-- BEGIN Data to use --
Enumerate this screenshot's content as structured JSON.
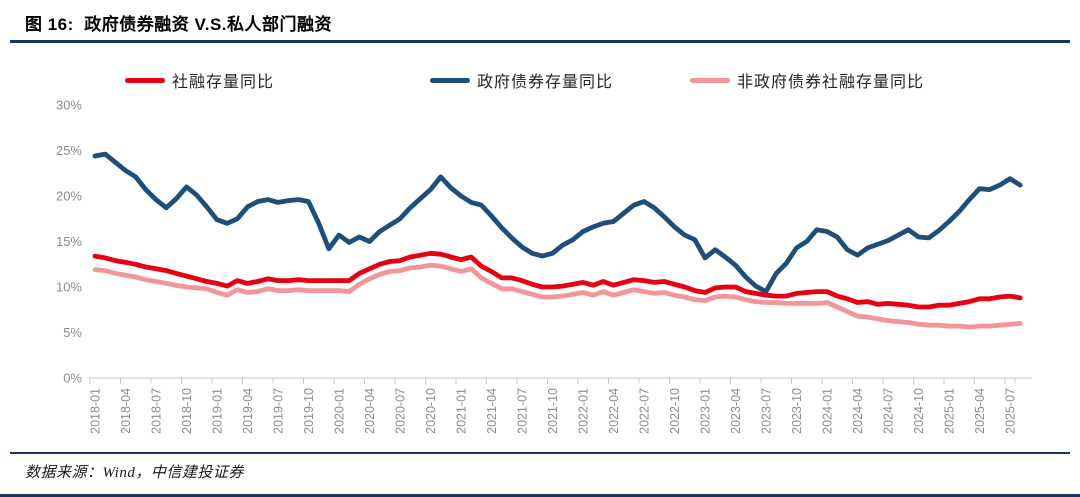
{
  "figure": {
    "title": "图 16:  政府债券融资 V.S.私人部门融资",
    "source": "数据来源：Wind，中信建投证券"
  },
  "colors": {
    "accent_rule": "#17375e",
    "red": "#e60012",
    "blue": "#1f4e79",
    "pink": "#f2969b",
    "axis_text": "#8c8c8c",
    "axis_line": "#d9d9d9",
    "tick_line": "#c9c9c9",
    "legend_text": "#262626"
  },
  "chart_data": {
    "type": "line",
    "title": "图 16: 政府债券融资 V.S.私人部门融资",
    "x_monthly_range": [
      "2018-01",
      "2025-08"
    ],
    "x_tick_labels": [
      "2018-01",
      "2018-04",
      "2018-07",
      "2018-10",
      "2019-01",
      "2019-04",
      "2019-07",
      "2019-10",
      "2020-01",
      "2020-04",
      "2020-07",
      "2020-10",
      "2021-01",
      "2021-04",
      "2021-07",
      "2021-10",
      "2022-01",
      "2022-04",
      "2022-07",
      "2022-10",
      "2023-01",
      "2023-04",
      "2023-07",
      "2023-10",
      "2024-01",
      "2024-04",
      "2024-07",
      "2024-10",
      "2025-01",
      "2025-04",
      "2025-07"
    ],
    "yticks": [
      "0%",
      "5%",
      "10%",
      "15%",
      "20%",
      "25%",
      "30%"
    ],
    "ylim": [
      0,
      30
    ],
    "grid": false,
    "legend_position": "top",
    "series": [
      {
        "name": "社融存量同比",
        "color_key": "red",
        "values": [
          13.4,
          13.2,
          12.9,
          12.7,
          12.5,
          12.2,
          12.0,
          11.8,
          11.5,
          11.2,
          10.9,
          10.6,
          10.4,
          10.1,
          10.7,
          10.4,
          10.6,
          10.9,
          10.7,
          10.7,
          10.8,
          10.7,
          10.7,
          10.7,
          10.7,
          10.7,
          11.5,
          12.0,
          12.5,
          12.8,
          12.9,
          13.3,
          13.5,
          13.7,
          13.6,
          13.3,
          13.0,
          13.3,
          12.3,
          11.7,
          11.0,
          11.0,
          10.7,
          10.3,
          10.0,
          10.0,
          10.1,
          10.3,
          10.5,
          10.2,
          10.6,
          10.2,
          10.5,
          10.8,
          10.7,
          10.5,
          10.6,
          10.3,
          10.0,
          9.6,
          9.4,
          9.9,
          10.0,
          10.0,
          9.5,
          9.3,
          9.1,
          9.0,
          9.0,
          9.3,
          9.4,
          9.5,
          9.5,
          9.0,
          8.7,
          8.3,
          8.4,
          8.1,
          8.2,
          8.1,
          8.0,
          7.8,
          7.8,
          8.0,
          8.0,
          8.2,
          8.4,
          8.7,
          8.7,
          8.9,
          9.0,
          8.8
        ]
      },
      {
        "name": "政府债券存量同比",
        "color_key": "blue",
        "values": [
          24.4,
          24.6,
          23.7,
          22.8,
          22.1,
          20.7,
          19.6,
          18.7,
          19.7,
          21.0,
          20.1,
          18.8,
          17.4,
          17.0,
          17.5,
          18.8,
          19.4,
          19.6,
          19.3,
          19.5,
          19.6,
          19.4,
          17.0,
          14.2,
          15.7,
          14.9,
          15.5,
          15.0,
          16.1,
          16.8,
          17.5,
          18.7,
          19.7,
          20.7,
          22.1,
          20.9,
          20.0,
          19.3,
          19.0,
          17.8,
          16.5,
          15.4,
          14.4,
          13.7,
          13.4,
          13.7,
          14.6,
          15.2,
          16.1,
          16.6,
          17.0,
          17.2,
          18.1,
          19.0,
          19.4,
          18.7,
          17.7,
          16.6,
          15.7,
          15.2,
          13.2,
          14.1,
          13.3,
          12.4,
          11.1,
          10.1,
          9.5,
          11.5,
          12.6,
          14.3,
          15.0,
          16.3,
          16.1,
          15.5,
          14.1,
          13.5,
          14.3,
          14.7,
          15.1,
          15.7,
          16.3,
          15.5,
          15.4,
          16.2,
          17.2,
          18.3,
          19.6,
          20.8,
          20.7,
          21.2,
          21.9,
          21.2
        ]
      },
      {
        "name": "非政府债券社融存量同比",
        "color_key": "pink",
        "values": [
          11.9,
          11.8,
          11.5,
          11.3,
          11.1,
          10.8,
          10.6,
          10.4,
          10.2,
          10.0,
          9.9,
          9.8,
          9.4,
          9.1,
          9.7,
          9.4,
          9.5,
          9.8,
          9.6,
          9.6,
          9.7,
          9.6,
          9.6,
          9.6,
          9.6,
          9.5,
          10.3,
          10.9,
          11.4,
          11.7,
          11.8,
          12.1,
          12.2,
          12.4,
          12.3,
          12.0,
          11.7,
          12.0,
          11.0,
          10.4,
          9.8,
          9.8,
          9.5,
          9.2,
          8.9,
          8.9,
          9.0,
          9.2,
          9.4,
          9.1,
          9.5,
          9.1,
          9.4,
          9.7,
          9.5,
          9.3,
          9.4,
          9.1,
          8.9,
          8.6,
          8.5,
          8.9,
          9.0,
          8.9,
          8.6,
          8.4,
          8.3,
          8.3,
          8.2,
          8.2,
          8.2,
          8.2,
          8.3,
          7.8,
          7.3,
          6.8,
          6.7,
          6.5,
          6.3,
          6.2,
          6.1,
          5.9,
          5.8,
          5.8,
          5.7,
          5.7,
          5.6,
          5.7,
          5.7,
          5.8,
          5.9,
          6.0
        ]
      }
    ]
  }
}
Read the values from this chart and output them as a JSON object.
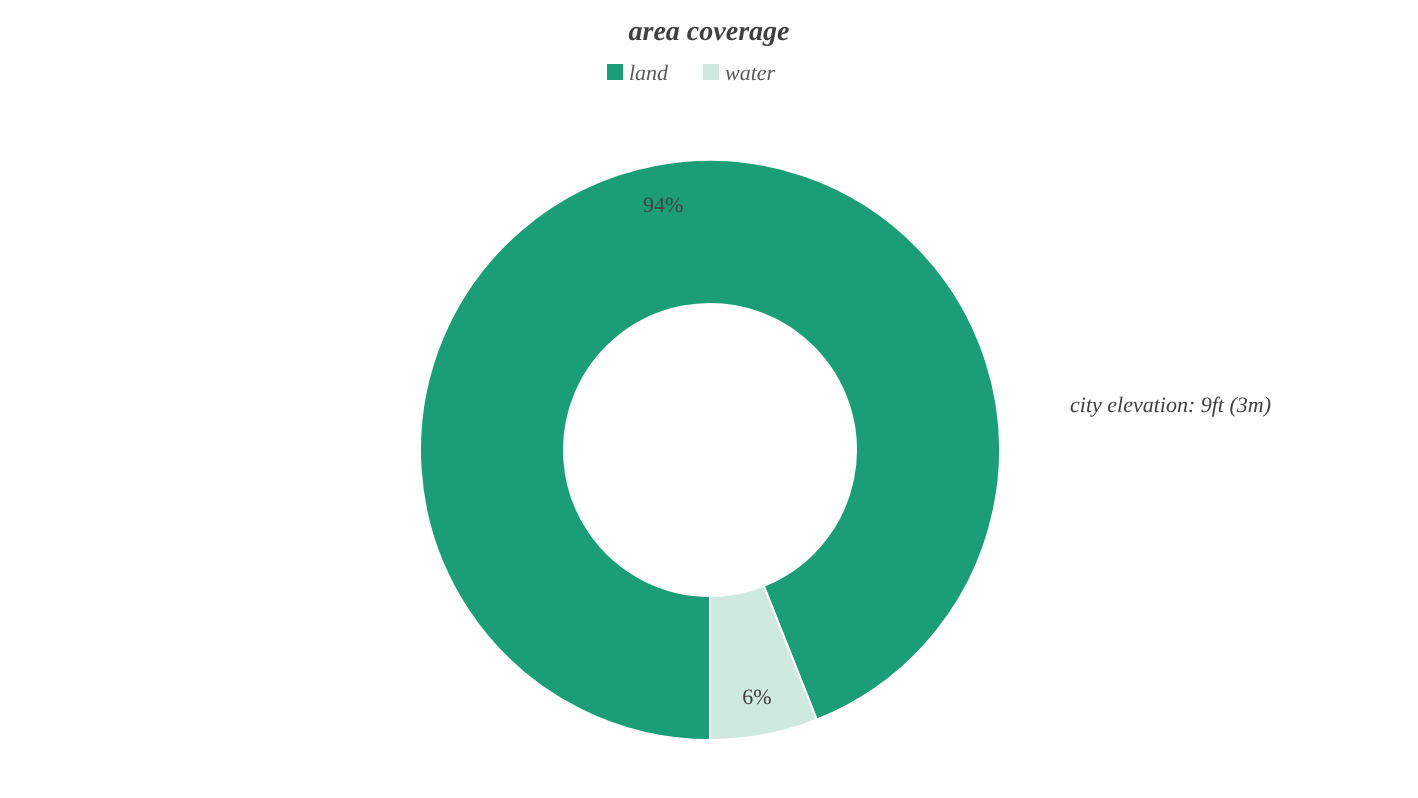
{
  "chart_data": {
    "type": "donut",
    "title": "area coverage",
    "categories": [
      "land",
      "water"
    ],
    "values": [
      94,
      6
    ],
    "colors": [
      "#1b9e77",
      "#cfe8e0"
    ],
    "value_labels": [
      "94%",
      "6%"
    ],
    "legend": "top",
    "annotations": [
      "city elevation: 9ft (3m)"
    ]
  }
}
-- END Data to use --
#### Job:
Select every line above that contains the word "私人部门融资", and copy it.

#### Solution to the problem:
    "title": "图 16:  政府债券融资 V.S.私人部门融资",
    "title": "图 16: 政府债券融资 V.S.私人部门融资",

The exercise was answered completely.